» **Stated problem**
From the entries below, pull out each line where "Expanded" appears.

## start Data entries

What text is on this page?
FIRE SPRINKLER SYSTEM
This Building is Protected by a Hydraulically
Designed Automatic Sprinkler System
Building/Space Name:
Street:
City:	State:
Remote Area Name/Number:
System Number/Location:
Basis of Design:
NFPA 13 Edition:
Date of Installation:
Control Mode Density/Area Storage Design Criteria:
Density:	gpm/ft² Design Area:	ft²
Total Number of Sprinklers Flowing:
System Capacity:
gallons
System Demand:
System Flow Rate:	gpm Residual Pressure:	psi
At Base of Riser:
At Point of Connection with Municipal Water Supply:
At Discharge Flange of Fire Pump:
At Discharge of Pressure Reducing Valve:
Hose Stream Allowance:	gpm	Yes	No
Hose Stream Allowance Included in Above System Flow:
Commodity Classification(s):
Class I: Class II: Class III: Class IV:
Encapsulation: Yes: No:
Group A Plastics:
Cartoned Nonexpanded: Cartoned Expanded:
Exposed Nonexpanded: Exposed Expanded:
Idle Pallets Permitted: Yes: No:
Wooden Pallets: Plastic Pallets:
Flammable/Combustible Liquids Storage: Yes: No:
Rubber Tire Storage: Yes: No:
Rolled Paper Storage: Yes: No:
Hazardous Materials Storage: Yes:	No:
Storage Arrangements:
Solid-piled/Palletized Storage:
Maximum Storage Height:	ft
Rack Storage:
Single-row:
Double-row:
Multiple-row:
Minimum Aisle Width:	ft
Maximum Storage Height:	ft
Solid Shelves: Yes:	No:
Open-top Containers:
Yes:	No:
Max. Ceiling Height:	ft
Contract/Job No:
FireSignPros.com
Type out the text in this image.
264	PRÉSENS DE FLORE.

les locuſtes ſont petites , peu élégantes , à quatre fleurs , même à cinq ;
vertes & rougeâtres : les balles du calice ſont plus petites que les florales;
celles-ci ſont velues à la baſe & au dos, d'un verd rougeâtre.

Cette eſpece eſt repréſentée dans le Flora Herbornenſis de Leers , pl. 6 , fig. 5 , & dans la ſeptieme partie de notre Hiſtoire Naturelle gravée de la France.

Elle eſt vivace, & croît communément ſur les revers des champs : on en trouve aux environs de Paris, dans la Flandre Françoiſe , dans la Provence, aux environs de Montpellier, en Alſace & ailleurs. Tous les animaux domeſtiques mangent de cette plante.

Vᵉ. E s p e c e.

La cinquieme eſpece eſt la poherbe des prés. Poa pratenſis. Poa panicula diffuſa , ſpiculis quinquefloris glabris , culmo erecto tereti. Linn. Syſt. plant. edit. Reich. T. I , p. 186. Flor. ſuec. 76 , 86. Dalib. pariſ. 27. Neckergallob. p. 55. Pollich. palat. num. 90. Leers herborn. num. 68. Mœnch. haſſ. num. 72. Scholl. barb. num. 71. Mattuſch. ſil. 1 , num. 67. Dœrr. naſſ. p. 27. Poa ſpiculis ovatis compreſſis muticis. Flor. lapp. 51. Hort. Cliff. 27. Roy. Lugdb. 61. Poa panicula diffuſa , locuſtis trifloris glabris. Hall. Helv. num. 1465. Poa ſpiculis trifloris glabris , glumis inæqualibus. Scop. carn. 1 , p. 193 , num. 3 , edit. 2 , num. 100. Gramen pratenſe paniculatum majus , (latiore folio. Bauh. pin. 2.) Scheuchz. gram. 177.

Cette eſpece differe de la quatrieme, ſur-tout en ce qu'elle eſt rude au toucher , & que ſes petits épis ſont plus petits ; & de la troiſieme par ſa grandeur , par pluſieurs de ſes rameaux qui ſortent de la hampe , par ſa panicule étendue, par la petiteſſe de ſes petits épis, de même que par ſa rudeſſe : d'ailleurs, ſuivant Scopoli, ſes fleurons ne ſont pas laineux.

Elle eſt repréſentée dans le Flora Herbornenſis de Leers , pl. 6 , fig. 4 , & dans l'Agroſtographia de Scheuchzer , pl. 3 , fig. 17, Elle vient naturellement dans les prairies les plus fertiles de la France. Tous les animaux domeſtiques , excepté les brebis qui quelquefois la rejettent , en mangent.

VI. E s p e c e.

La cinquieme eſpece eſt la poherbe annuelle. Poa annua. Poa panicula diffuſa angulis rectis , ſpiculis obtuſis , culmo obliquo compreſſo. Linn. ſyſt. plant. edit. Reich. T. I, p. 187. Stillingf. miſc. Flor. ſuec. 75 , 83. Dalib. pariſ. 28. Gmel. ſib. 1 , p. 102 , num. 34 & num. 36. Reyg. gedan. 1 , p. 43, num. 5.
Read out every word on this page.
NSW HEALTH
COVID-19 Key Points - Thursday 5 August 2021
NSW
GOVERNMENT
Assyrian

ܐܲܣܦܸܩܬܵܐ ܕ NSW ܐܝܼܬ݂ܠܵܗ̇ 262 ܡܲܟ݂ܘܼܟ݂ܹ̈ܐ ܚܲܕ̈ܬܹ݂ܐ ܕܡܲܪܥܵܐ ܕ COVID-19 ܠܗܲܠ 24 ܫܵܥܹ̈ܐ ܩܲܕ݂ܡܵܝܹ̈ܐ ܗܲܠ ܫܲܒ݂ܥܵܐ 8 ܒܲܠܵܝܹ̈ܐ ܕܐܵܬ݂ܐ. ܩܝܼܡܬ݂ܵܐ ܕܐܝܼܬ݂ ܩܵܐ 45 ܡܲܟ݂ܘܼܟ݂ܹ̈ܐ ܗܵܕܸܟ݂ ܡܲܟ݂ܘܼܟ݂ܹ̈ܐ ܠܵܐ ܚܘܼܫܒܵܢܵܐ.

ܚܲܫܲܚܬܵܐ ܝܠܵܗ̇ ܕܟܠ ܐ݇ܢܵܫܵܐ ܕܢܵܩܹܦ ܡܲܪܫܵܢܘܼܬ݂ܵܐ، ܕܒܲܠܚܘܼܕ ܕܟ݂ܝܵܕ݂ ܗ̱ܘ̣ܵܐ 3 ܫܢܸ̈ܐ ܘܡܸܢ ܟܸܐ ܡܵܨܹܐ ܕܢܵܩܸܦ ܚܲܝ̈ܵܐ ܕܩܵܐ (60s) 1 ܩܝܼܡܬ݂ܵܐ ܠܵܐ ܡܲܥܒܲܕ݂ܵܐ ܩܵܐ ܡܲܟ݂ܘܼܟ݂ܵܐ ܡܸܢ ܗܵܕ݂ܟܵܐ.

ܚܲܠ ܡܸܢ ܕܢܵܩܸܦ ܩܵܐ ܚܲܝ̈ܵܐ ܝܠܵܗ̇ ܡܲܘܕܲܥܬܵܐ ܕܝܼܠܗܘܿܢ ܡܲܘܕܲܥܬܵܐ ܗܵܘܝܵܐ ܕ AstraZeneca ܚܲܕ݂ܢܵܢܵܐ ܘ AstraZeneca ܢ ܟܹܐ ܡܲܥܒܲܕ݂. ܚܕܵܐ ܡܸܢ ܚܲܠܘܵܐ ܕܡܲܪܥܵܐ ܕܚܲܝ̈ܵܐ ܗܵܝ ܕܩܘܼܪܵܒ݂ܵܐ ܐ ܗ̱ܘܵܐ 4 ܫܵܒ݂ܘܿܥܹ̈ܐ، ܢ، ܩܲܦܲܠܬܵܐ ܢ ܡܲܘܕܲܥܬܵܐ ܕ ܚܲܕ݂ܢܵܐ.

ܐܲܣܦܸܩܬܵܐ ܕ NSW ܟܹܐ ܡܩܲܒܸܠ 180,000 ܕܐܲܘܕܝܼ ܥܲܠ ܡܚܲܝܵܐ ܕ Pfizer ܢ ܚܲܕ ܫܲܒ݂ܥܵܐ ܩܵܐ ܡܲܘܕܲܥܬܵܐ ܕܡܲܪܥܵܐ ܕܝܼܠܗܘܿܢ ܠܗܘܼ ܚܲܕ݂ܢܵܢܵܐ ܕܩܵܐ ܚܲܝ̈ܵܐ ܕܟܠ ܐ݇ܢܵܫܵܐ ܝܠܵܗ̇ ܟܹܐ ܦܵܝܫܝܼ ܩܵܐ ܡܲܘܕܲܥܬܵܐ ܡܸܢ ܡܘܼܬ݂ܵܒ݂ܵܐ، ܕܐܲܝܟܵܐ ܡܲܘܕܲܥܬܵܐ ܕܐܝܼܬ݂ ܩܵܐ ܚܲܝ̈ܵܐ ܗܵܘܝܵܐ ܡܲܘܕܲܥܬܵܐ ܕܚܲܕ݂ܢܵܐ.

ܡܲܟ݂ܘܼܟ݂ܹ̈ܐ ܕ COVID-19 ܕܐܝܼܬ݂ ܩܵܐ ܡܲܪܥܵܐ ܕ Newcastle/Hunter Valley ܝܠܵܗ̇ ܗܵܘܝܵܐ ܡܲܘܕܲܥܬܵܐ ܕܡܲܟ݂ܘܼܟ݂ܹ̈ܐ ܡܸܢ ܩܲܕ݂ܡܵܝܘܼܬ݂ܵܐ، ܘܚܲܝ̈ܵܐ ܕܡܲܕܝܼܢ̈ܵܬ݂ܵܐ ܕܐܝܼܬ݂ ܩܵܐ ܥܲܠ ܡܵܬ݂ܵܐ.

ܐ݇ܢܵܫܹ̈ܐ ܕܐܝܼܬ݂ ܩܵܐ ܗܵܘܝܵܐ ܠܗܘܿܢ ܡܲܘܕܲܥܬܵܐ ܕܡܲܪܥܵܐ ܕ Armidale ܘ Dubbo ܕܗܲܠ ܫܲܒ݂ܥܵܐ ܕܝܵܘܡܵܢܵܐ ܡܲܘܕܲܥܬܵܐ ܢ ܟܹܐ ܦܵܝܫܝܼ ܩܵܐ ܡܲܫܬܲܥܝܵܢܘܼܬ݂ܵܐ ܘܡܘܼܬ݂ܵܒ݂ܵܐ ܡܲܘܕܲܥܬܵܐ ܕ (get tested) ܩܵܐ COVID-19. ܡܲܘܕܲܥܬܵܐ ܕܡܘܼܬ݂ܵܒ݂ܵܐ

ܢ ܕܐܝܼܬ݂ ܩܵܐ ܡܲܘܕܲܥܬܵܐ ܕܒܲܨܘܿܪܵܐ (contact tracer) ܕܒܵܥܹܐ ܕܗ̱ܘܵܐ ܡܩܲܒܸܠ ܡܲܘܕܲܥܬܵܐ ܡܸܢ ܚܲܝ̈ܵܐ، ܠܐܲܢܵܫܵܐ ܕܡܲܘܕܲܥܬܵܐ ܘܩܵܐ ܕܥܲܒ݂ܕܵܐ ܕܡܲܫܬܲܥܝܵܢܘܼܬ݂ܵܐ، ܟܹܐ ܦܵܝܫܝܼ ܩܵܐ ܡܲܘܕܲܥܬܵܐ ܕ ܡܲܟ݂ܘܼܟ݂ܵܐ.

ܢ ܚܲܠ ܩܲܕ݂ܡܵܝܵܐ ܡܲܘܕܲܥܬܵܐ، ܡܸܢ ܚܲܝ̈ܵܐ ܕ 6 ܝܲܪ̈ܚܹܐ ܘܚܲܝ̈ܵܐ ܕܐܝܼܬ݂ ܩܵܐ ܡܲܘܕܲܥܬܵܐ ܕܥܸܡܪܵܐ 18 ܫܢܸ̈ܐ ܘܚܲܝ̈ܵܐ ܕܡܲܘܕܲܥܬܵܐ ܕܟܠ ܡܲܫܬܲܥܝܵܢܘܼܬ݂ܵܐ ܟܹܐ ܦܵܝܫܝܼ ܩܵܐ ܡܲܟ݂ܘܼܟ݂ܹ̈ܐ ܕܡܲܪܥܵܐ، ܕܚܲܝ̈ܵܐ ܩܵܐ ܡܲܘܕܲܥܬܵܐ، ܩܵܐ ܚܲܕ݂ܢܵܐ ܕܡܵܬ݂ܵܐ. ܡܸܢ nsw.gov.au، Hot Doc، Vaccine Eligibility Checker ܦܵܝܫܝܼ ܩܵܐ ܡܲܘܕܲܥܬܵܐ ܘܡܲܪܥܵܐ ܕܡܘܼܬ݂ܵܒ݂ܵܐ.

## end Data entries

» **Finished answer**
Cartoned Nonexpanded: Cartoned Expanded:
Exposed Nonexpanded: Exposed Expanded:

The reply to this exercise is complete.